Exercise aim
Show all lines from the data that include the word "Bokamoso".

(Entries taken from a collection)
════
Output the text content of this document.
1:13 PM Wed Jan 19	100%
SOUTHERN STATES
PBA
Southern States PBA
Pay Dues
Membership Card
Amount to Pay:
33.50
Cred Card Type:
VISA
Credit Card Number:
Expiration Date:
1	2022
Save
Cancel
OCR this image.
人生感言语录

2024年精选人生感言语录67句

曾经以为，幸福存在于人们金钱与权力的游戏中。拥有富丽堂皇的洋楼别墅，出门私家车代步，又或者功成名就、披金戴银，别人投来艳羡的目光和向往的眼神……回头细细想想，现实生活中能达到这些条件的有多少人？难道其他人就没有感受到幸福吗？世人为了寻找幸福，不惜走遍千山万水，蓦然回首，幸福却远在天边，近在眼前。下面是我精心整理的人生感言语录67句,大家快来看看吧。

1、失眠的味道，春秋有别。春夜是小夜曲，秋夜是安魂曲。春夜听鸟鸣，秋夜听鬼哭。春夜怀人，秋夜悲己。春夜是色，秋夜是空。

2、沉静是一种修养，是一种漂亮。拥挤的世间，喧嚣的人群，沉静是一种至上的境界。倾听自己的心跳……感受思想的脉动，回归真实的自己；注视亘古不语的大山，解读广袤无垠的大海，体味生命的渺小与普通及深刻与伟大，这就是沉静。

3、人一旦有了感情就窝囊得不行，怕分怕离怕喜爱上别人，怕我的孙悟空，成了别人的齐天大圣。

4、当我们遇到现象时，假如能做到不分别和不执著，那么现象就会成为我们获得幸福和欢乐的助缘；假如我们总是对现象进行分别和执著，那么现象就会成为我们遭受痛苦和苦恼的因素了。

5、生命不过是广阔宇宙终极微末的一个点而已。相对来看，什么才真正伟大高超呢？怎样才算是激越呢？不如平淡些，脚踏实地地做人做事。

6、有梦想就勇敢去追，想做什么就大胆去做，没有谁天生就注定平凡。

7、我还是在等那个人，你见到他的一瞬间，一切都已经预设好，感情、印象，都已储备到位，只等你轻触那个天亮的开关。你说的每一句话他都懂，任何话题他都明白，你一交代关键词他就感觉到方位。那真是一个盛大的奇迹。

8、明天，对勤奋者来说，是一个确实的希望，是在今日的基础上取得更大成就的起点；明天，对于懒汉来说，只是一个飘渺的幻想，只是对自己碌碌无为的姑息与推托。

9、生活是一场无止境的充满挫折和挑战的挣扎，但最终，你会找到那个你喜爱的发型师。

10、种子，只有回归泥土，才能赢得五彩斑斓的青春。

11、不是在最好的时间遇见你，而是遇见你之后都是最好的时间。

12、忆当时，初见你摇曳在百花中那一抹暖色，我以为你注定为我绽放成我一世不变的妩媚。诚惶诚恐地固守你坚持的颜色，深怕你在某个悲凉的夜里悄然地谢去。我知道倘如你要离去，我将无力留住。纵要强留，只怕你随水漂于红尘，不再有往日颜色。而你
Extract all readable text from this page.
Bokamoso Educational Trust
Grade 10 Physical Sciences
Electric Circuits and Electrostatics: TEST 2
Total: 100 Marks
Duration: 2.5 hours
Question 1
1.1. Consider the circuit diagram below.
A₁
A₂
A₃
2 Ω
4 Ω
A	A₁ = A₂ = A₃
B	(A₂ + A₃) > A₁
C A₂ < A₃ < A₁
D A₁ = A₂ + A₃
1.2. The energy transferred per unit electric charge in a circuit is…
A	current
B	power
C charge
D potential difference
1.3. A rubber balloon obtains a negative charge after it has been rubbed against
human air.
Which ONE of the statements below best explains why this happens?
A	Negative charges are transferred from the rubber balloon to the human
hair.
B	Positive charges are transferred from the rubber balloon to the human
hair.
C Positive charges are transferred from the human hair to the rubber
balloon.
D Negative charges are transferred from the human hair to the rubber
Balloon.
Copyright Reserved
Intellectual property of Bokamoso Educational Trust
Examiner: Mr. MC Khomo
════
Right answer
Bokamoso Educational Trust
Intellectual property of Bokamoso Educational Trust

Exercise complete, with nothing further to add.